Entries taken from a collection.
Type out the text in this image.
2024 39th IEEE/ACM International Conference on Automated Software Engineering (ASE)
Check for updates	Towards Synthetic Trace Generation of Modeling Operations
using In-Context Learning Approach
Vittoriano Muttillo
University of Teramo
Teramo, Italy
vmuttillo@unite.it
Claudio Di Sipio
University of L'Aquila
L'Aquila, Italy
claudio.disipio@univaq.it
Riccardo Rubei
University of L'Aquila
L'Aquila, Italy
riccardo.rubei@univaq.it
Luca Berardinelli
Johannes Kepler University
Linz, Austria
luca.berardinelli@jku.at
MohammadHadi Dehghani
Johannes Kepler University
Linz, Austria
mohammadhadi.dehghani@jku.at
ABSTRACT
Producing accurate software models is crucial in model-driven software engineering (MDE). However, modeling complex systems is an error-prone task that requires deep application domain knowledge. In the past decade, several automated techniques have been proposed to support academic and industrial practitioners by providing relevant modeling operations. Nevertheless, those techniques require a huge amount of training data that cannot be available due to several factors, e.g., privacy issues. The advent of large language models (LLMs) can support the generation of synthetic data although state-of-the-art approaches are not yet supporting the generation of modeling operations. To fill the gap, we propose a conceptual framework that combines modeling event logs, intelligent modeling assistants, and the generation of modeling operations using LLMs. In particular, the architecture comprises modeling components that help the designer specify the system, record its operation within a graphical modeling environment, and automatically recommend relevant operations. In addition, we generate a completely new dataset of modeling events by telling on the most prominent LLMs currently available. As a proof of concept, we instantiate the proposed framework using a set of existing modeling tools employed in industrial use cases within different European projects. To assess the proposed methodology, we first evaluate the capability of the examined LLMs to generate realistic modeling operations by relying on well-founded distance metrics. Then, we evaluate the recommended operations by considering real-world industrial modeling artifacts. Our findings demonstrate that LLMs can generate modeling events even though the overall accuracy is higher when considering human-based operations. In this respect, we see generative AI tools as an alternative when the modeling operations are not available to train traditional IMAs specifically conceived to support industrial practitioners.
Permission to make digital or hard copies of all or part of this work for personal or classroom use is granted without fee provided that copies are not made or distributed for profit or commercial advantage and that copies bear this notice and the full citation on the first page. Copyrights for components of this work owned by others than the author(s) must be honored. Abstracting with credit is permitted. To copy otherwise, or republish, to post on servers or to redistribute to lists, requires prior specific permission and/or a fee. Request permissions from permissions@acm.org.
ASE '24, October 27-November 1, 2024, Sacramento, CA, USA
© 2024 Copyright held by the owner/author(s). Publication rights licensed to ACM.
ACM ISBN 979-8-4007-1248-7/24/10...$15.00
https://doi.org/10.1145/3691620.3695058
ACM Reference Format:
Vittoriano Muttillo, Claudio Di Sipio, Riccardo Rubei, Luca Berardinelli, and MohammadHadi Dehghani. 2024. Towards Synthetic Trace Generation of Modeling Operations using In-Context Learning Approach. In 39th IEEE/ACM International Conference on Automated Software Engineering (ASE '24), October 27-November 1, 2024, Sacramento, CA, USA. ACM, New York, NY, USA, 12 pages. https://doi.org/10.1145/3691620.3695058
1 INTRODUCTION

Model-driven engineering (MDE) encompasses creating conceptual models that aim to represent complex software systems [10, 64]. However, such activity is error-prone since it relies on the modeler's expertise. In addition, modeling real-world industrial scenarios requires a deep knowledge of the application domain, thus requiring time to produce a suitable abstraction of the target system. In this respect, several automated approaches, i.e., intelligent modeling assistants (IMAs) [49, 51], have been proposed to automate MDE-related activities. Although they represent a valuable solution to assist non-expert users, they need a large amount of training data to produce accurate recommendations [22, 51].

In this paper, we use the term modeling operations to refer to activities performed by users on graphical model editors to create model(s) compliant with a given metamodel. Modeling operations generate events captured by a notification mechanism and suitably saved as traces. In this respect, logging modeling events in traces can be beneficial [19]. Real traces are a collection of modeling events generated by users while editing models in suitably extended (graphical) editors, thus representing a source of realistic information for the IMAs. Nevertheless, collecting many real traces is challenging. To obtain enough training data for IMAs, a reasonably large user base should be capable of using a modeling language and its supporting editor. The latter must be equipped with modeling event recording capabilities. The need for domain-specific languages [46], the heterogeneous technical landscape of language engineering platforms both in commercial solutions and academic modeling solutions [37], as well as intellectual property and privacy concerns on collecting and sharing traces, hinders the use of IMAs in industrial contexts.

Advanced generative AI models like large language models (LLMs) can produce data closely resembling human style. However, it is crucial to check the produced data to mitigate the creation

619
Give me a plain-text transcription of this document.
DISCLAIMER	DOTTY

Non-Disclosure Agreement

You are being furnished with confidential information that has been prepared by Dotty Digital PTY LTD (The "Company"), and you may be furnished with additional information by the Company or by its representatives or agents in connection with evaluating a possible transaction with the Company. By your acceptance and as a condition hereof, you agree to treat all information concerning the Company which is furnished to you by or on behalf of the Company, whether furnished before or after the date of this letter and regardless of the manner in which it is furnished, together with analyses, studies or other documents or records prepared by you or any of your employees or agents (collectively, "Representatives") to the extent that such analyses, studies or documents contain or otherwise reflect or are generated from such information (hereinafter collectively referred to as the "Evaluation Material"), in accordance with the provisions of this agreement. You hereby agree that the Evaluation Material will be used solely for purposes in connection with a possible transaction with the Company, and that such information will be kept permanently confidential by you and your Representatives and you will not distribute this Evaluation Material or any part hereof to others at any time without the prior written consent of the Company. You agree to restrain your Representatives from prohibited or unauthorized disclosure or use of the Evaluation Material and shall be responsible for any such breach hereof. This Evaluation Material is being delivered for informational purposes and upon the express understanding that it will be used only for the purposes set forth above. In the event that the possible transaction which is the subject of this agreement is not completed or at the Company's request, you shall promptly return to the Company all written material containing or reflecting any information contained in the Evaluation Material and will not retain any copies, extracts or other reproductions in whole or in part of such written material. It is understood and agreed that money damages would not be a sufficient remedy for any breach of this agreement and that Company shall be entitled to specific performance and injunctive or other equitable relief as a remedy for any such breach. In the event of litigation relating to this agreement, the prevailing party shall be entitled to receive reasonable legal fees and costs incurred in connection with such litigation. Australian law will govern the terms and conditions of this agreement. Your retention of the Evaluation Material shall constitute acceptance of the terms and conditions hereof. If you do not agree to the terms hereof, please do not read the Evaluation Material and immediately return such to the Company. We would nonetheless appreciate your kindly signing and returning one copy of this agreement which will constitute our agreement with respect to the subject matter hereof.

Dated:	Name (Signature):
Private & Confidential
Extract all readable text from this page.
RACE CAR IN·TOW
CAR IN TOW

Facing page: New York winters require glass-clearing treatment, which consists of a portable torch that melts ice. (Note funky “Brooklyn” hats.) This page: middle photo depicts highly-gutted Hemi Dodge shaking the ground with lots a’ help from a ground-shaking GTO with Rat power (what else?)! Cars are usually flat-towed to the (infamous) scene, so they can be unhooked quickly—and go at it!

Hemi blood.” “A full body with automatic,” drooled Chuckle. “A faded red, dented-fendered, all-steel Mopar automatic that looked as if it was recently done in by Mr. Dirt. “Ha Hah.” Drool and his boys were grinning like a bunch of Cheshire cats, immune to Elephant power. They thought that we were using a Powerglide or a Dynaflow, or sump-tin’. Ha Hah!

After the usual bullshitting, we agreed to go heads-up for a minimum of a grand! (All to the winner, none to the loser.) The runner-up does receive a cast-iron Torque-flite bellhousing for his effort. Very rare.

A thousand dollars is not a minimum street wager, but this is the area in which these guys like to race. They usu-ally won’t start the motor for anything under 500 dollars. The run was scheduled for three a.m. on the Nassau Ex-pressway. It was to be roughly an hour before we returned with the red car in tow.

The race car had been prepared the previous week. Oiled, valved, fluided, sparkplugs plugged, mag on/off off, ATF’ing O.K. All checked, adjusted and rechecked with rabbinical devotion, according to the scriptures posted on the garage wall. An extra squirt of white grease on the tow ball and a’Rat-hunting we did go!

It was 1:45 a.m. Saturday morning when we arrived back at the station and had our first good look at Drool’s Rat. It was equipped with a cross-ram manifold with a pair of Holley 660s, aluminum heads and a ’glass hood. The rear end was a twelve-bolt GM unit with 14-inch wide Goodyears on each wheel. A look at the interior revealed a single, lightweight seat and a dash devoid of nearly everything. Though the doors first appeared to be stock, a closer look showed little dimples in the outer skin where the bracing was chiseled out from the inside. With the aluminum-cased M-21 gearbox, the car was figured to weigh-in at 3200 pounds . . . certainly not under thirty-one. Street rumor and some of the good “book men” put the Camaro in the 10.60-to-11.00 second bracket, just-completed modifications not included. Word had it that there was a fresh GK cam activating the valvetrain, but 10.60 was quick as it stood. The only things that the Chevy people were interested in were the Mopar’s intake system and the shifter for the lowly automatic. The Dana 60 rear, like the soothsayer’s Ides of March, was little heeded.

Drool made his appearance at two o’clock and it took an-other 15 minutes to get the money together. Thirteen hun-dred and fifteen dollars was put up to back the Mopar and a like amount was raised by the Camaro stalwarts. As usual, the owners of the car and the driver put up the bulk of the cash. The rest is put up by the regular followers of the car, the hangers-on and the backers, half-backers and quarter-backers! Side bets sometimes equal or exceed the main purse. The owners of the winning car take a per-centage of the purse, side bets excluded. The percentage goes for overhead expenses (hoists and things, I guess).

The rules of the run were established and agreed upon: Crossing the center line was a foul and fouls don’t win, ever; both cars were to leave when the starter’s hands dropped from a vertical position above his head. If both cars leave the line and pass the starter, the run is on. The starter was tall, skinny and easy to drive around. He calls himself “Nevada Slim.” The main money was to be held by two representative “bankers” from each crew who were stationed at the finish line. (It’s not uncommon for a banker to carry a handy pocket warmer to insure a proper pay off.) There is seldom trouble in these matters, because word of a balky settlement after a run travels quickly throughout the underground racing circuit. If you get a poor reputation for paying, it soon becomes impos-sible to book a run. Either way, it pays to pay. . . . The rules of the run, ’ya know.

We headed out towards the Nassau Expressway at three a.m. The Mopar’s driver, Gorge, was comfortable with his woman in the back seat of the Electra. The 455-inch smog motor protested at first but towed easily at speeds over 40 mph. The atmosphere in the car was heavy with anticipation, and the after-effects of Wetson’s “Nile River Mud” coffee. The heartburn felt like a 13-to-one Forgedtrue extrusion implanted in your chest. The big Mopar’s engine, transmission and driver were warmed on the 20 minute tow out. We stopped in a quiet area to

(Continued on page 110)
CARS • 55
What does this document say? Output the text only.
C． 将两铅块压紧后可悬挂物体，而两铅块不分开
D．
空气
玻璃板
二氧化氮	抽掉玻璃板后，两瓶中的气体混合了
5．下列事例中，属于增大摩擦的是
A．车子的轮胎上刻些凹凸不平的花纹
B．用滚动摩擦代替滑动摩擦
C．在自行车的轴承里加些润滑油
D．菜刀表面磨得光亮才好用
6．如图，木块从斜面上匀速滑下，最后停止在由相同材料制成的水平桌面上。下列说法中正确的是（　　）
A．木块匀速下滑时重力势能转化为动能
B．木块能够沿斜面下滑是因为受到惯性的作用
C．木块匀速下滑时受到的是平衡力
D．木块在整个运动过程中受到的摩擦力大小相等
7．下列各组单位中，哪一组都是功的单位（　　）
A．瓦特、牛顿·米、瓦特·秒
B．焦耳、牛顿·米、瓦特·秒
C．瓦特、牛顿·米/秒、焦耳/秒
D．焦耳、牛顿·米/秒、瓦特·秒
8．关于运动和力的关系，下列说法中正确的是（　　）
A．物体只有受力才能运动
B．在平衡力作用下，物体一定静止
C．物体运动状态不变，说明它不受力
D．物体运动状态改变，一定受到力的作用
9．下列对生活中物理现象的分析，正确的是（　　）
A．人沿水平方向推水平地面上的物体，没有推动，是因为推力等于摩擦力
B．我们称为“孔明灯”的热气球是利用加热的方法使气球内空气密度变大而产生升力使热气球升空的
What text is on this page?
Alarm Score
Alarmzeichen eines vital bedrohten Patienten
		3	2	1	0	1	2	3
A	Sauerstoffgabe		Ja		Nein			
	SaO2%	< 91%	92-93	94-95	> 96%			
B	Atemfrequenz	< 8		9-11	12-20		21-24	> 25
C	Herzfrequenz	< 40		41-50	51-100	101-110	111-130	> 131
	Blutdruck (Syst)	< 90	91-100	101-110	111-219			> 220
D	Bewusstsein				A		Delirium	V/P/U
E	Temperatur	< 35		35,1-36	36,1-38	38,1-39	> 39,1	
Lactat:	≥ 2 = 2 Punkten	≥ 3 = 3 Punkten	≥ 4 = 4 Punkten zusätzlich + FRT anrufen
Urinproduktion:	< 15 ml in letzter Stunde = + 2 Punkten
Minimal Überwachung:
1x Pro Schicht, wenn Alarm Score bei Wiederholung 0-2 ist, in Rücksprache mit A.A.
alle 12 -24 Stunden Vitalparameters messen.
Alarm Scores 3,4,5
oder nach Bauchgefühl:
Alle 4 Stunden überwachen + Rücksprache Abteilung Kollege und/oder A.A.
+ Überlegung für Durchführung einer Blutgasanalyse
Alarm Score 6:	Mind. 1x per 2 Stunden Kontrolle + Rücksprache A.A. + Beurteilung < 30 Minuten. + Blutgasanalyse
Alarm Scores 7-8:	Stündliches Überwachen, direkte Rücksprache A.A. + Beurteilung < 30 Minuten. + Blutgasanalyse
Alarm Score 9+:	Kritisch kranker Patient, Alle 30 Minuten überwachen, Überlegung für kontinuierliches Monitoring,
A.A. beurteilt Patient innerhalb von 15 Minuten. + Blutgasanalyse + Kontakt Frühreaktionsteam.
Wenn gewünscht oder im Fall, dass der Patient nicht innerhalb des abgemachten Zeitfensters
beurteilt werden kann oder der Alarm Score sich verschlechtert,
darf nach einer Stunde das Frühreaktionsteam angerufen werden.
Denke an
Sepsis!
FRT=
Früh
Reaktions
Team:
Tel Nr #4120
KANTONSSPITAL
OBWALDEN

Work to be completed.
Out of the material above, select every line that holds the string "innerhalb".

Answer to the exercise.
A.A. beurteilt Patient innerhalb von 15 Minuten. + Blutgasanalyse + Kontakt Frühreaktionsteam.
Wenn gewünscht oder im Fall, dass der Patient nicht innerhalb des abgemachten Zeitfensters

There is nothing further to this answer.